:: Data in this exercise

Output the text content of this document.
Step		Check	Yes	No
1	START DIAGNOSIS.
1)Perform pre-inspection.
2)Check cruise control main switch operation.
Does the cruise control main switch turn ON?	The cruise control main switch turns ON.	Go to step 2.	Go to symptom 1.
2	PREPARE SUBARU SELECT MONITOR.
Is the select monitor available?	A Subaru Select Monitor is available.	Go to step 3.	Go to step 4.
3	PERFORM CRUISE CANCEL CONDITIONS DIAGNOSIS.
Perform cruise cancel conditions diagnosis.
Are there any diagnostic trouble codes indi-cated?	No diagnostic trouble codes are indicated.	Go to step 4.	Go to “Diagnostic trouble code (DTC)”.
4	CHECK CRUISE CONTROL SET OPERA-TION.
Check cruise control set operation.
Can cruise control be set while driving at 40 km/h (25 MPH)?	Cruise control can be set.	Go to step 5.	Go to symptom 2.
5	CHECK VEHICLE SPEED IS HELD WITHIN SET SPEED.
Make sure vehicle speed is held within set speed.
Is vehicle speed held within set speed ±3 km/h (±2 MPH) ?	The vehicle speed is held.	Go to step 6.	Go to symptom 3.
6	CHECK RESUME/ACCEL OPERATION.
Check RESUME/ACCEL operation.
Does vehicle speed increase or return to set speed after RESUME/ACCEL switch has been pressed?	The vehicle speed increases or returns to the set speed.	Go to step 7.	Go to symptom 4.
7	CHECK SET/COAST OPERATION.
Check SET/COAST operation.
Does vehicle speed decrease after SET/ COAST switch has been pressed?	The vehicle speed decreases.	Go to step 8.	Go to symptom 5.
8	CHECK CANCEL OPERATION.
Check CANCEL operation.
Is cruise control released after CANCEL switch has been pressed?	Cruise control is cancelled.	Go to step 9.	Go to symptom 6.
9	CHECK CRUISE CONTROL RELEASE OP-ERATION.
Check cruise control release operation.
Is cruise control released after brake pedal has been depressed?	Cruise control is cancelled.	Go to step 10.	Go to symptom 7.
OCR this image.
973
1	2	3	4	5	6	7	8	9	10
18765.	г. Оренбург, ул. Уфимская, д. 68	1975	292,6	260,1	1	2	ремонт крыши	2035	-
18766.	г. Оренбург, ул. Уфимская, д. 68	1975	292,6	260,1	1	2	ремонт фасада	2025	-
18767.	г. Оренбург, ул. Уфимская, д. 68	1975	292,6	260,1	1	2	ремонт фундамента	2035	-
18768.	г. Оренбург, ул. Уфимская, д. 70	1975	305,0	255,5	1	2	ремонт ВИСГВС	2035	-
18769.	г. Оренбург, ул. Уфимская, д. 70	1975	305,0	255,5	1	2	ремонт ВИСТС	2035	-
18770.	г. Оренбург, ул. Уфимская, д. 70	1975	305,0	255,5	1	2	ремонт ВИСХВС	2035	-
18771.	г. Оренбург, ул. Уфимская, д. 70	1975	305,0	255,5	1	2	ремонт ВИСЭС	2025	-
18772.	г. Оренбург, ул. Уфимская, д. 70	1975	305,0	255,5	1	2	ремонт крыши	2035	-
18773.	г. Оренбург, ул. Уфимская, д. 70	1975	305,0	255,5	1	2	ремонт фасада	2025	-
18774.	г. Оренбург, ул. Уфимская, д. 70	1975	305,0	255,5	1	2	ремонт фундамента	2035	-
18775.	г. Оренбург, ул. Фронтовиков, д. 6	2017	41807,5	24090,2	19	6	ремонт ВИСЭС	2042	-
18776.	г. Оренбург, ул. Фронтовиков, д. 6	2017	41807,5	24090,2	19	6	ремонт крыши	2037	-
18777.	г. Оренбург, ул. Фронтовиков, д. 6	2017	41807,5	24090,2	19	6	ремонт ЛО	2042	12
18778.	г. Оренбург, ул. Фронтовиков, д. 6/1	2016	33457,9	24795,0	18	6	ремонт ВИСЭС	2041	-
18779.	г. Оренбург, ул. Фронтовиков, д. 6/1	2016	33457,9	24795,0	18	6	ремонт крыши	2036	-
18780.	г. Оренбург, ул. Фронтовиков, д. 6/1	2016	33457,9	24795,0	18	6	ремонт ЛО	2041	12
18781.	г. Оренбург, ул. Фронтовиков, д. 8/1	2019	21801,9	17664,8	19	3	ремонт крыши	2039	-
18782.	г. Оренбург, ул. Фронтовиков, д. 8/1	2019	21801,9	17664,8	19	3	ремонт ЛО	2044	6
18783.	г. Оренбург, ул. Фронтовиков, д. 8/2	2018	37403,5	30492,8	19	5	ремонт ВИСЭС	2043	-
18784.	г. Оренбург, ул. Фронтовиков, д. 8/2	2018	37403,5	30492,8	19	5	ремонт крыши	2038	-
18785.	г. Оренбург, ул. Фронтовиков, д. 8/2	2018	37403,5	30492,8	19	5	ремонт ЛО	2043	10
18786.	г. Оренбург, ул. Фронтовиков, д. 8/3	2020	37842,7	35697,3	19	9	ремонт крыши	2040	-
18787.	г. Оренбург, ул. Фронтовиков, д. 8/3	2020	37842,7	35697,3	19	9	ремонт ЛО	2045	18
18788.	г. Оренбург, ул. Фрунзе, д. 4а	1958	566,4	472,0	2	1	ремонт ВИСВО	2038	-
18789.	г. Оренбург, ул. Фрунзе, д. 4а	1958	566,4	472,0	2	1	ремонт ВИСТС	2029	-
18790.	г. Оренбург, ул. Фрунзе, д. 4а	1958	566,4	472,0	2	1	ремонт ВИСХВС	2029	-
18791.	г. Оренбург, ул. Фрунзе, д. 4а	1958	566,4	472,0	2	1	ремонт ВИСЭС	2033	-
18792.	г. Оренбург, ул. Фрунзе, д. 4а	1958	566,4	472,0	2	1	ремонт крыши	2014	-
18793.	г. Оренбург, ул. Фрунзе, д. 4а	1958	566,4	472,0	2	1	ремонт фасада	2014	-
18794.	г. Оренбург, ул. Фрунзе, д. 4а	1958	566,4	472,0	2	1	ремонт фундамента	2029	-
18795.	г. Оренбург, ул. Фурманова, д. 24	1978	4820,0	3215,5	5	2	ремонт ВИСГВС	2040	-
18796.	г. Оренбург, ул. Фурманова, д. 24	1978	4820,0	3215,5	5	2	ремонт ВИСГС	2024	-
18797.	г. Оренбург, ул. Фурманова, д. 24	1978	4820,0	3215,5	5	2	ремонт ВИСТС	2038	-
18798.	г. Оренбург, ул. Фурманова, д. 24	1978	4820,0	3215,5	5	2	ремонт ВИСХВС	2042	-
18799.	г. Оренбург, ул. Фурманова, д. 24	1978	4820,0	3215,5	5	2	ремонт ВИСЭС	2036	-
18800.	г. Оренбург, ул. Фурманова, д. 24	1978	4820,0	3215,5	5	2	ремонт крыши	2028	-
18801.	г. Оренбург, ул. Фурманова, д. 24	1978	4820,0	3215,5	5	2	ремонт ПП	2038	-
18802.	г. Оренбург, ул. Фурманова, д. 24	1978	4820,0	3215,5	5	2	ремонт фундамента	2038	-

::::

### Your goal
Make an exact copy of the data above.

### Result below
Output the text content of this document.
Step		Check	Yes	No
1	START DIAGNOSIS.
1)Perform pre-inspection.
2)Check cruise control main switch operation.
Does the cruise control main switch turn ON?	The cruise control main switch turns ON.	Go to step 2.	Go to symptom 1.
2	PREPARE SUBARU SELECT MONITOR.
Is the select monitor available?	A Subaru Select Monitor is available.	Go to step 3.	Go to step 4.
3	PERFORM CRUISE CANCEL CONDITIONS DIAGNOSIS.
Perform cruise cancel conditions diagnosis.
Are there any diagnostic trouble codes indi-cated?	No diagnostic trouble codes are indicated.	Go to step 4.	Go to “Diagnostic trouble code (DTC)”.
4	CHECK CRUISE CONTROL SET OPERA-TION.
Check cruise control set operation.
Can cruise control be set while driving at 40 km/h (25 MPH)?	Cruise control can be set.	Go to step 5.	Go to symptom 2.
5	CHECK VEHICLE SPEED IS HELD WITHIN SET SPEED.
Make sure vehicle speed is held within set speed.
Is vehicle speed held within set speed ±3 km/h (±2 MPH) ?	The vehicle speed is held.	Go to step 6.	Go to symptom 3.
6	CHECK RESUME/ACCEL OPERATION.
Check RESUME/ACCEL operation.
Does vehicle speed increase or return to set speed after RESUME/ACCEL switch has been pressed?	The vehicle speed increases or returns to the set speed.	Go to step 7.	Go to symptom 4.
7	CHECK SET/COAST OPERATION.
Check SET/COAST operation.
Does vehicle speed decrease after SET/ COAST switch has been pressed?	The vehicle speed decreases.	Go to step 8.	Go to symptom 5.
8	CHECK CANCEL OPERATION.
Check CANCEL operation.
Is cruise control released after CANCEL switch has been pressed?	Cruise control is cancelled.	Go to step 9.	Go to symptom 6.
9	CHECK CRUISE CONTROL RELEASE OP-ERATION.
Check cruise control release operation.
Is cruise control released after brake pedal has been depressed?	Cruise control is cancelled.	Go to step 10.	Go to symptom 7.
OCR this image.
973
1	2	3	4	5	6	7	8	9	10
18765.	г. Оренбург, ул. Уфимская, д. 68	1975	292,6	260,1	1	2	ремонт крыши	2035	-
18766.	г. Оренбург, ул. Уфимская, д. 68	1975	292,6	260,1	1	2	ремонт фасада	2025	-
18767.	г. Оренбург, ул. Уфимская, д. 68	1975	292,6	260,1	1	2	ремонт фундамента	2035	-
18768.	г. Оренбург, ул. Уфимская, д. 70	1975	305,0	255,5	1	2	ремонт ВИСГВС	2035	-
18769.	г. Оренбург, ул. Уфимская, д. 70	1975	305,0	255,5	1	2	ремонт ВИСТС	2035	-
18770.	г. Оренбург, ул. Уфимская, д. 70	1975	305,0	255,5	1	2	ремонт ВИСХВС	2035	-
18771.	г. Оренбург, ул. Уфимская, д. 70	1975	305,0	255,5	1	2	ремонт ВИСЭС	2025	-
18772.	г. Оренбург, ул. Уфимская, д. 70	1975	305,0	255,5	1	2	ремонт крыши	2035	-
18773.	г. Оренбург, ул. Уфимская, д. 70	1975	305,0	255,5	1	2	ремонт фасада	2025	-
18774.	г. Оренбург, ул. Уфимская, д. 70	1975	305,0	255,5	1	2	ремонт фундамента	2035	-
18775.	г. Оренбург, ул. Фронтовиков, д. 6	2017	41807,5	24090,2	19	6	ремонт ВИСЭС	2042	-
18776.	г. Оренбург, ул. Фронтовиков, д. 6	2017	41807,5	24090,2	19	6	ремонт крыши	2037	-
18777.	г. Оренбург, ул. Фронтовиков, д. 6	2017	41807,5	24090,2	19	6	ремонт ЛО	2042	12
18778.	г. Оренбург, ул. Фронтовиков, д. 6/1	2016	33457,9	24795,0	18	6	ремонт ВИСЭС	2041	-
18779.	г. Оренбург, ул. Фронтовиков, д. 6/1	2016	33457,9	24795,0	18	6	ремонт крыши	2036	-
18780.	г. Оренбург, ул. Фронтовиков, д. 6/1	2016	33457,9	24795,0	18	6	ремонт ЛО	2041	12
18781.	г. Оренбург, ул. Фронтовиков, д. 8/1	2019	21801,9	17664,8	19	3	ремонт крыши	2039	-
18782.	г. Оренбург, ул. Фронтовиков, д. 8/1	2019	21801,9	17664,8	19	3	ремонт ЛО	2044	6
18783.	г. Оренбург, ул. Фронтовиков, д. 8/2	2018	37403,5	30492,8	19	5	ремонт ВИСЭС	2043	-
18784.	г. Оренбург, ул. Фронтовиков, д. 8/2	2018	37403,5	30492,8	19	5	ремонт крыши	2038	-
18785.	г. Оренбург, ул. Фронтовиков, д. 8/2	2018	37403,5	30492,8	19	5	ремонт ЛО	2043	10
18786.	г. Оренбург, ул. Фронтовиков, д. 8/3	2020	37842,7	35697,3	19	9	ремонт крыши	2040	-
18787.	г. Оренбург, ул. Фронтовиков, д. 8/3	2020	37842,7	35697,3	19	9	ремонт ЛО	2045	18
18788.	г. Оренбург, ул. Фрунзе, д. 4а	1958	566,4	472,0	2	1	ремонт ВИСВО	2038	-
18789.	г. Оренбург, ул. Фрунзе, д. 4а	1958	566,4	472,0	2	1	ремонт ВИСТС	2029	-
18790.	г. Оренбург, ул. Фрунзе, д. 4а	1958	566,4	472,0	2	1	ремонт ВИСХВС	2029	-
18791.	г. Оренбург, ул. Фрунзе, д. 4а	1958	566,4	472,0	2	1	ремонт ВИСЭС	2033	-
18792.	г. Оренбург, ул. Фрунзе, д. 4а	1958	566,4	472,0	2	1	ремонт крыши	2014	-
18793.	г. Оренбург, ул. Фрунзе, д. 4а	1958	566,4	472,0	2	1	ремонт фасада	2014	-
18794.	г. Оренбург, ул. Фрунзе, д. 4а	1958	566,4	472,0	2	1	ремонт фундамента	2029	-
18795.	г. Оренбург, ул. Фурманова, д. 24	1978	4820,0	3215,5	5	2	ремонт ВИСГВС	2040	-
18796.	г. Оренбург, ул. Фурманова, д. 24	1978	4820,0	3215,5	5	2	ремонт ВИСГС	2024	-
18797.	г. Оренбург, ул. Фурманова, д. 24	1978	4820,0	3215,5	5	2	ремонт ВИСТС	2038	-
18798.	г. Оренбург, ул. Фурманова, д. 24	1978	4820,0	3215,5	5	2	ремонт ВИСХВС	2042	-
18799.	г. Оренбург, ул. Фурманова, д. 24	1978	4820,0	3215,5	5	2	ремонт ВИСЭС	2036	-
18800.	г. Оренбург, ул. Фурманова, д. 24	1978	4820,0	3215,5	5	2	ремонт крыши	2028	-
18801.	г. Оренбург, ул. Фурманова, д. 24	1978	4820,0	3215,5	5	2	ремонт ПП	2038	-
18802.	г. Оренбург, ул. Фурманова, д. 24	1978	4820,0	3215,5	5	2	ремонт фундамента	2038	-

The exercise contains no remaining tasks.